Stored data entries
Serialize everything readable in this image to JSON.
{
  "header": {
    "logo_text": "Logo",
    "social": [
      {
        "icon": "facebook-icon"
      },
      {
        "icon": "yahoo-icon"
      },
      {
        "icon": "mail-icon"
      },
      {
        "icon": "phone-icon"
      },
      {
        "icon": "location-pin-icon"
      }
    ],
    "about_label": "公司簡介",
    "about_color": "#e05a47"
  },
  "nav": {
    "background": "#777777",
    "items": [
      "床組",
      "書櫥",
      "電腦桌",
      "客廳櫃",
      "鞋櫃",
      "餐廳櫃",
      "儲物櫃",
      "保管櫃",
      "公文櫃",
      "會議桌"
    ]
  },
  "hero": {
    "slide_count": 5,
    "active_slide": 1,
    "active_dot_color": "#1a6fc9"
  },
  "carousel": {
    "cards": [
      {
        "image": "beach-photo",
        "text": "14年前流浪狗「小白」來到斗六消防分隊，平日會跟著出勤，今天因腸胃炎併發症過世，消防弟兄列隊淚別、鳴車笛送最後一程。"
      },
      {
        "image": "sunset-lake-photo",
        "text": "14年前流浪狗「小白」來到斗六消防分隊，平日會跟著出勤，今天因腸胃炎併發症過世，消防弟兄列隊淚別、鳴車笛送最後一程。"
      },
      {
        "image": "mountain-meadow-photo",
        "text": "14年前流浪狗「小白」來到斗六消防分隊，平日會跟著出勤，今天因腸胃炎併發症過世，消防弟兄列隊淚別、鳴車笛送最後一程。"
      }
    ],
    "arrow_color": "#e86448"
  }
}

• TO DO: Print out every entry, keeping each one exact.

• TASK OUTPUT:
Serialize everything readable in this image to JSON.
{
  "header": {
    "logo_text": "Logo",
    "social": [
      {
        "icon": "facebook-icon"
      },
      {
        "icon": "yahoo-icon"
      },
      {
        "icon": "mail-icon"
      },
      {
        "icon": "phone-icon"
      },
      {
        "icon": "location-pin-icon"
      }
    ],
    "about_label": "公司簡介",
    "about_color": "#e05a47"
  },
  "nav": {
    "background": "#777777",
    "items": [
      "床組",
      "書櫥",
      "電腦桌",
      "客廳櫃",
      "鞋櫃",
      "餐廳櫃",
      "儲物櫃",
      "保管櫃",
      "公文櫃",
      "會議桌"
    ]
  },
  "hero": {
    "slide_count": 5,
    "active_slide": 1,
    "active_dot_color": "#1a6fc9"
  },
  "carousel": {
    "cards": [
      {
        "image": "beach-photo",
        "text": "14年前流浪狗「小白」來到斗六消防分隊，平日會跟著出勤，今天因腸胃炎併發症過世，消防弟兄列隊淚別、鳴車笛送最後一程。"
      },
      {
        "image": "sunset-lake-photo",
        "text": "14年前流浪狗「小白」來到斗六消防分隊，平日會跟著出勤，今天因腸胃炎併發症過世，消防弟兄列隊淚別、鳴車笛送最後一程。"
      },
      {
        "image": "mountain-meadow-photo",
        "text": "14年前流浪狗「小白」來到斗六消防分隊，平日會跟著出勤，今天因腸胃炎併發症過世，消防弟兄列隊淚別、鳴車笛送最後一程。"
      }
    ],
    "arrow_color": "#e86448"
  }
}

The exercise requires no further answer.